_What is being asked_
A line counts if it contains the word "пожаров" at least once. State how many such lines the records contain, giving the number alone.

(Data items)
━━━━
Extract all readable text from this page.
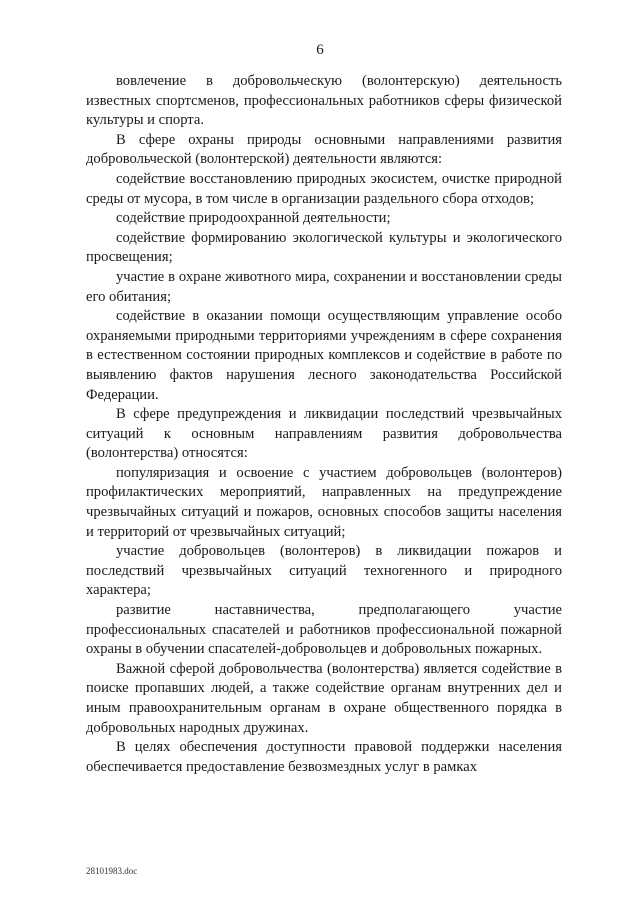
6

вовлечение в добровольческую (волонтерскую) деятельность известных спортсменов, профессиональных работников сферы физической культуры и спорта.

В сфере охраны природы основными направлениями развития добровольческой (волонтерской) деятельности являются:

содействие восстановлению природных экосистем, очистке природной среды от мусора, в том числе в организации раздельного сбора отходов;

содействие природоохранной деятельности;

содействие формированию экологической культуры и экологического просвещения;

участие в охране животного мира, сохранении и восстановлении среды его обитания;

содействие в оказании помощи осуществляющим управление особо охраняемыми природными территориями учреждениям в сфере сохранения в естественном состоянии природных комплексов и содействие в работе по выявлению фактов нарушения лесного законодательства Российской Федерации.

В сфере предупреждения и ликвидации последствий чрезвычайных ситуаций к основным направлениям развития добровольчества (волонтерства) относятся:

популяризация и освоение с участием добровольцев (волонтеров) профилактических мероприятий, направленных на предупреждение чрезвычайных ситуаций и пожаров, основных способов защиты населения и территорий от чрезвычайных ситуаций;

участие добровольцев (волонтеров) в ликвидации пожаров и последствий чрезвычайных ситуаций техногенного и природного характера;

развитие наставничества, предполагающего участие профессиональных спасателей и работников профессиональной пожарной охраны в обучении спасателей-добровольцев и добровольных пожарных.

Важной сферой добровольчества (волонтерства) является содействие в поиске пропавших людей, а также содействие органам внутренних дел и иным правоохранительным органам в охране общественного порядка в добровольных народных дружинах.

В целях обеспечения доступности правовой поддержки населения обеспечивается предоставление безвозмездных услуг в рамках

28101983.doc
━━━━
_Completed exercise_
2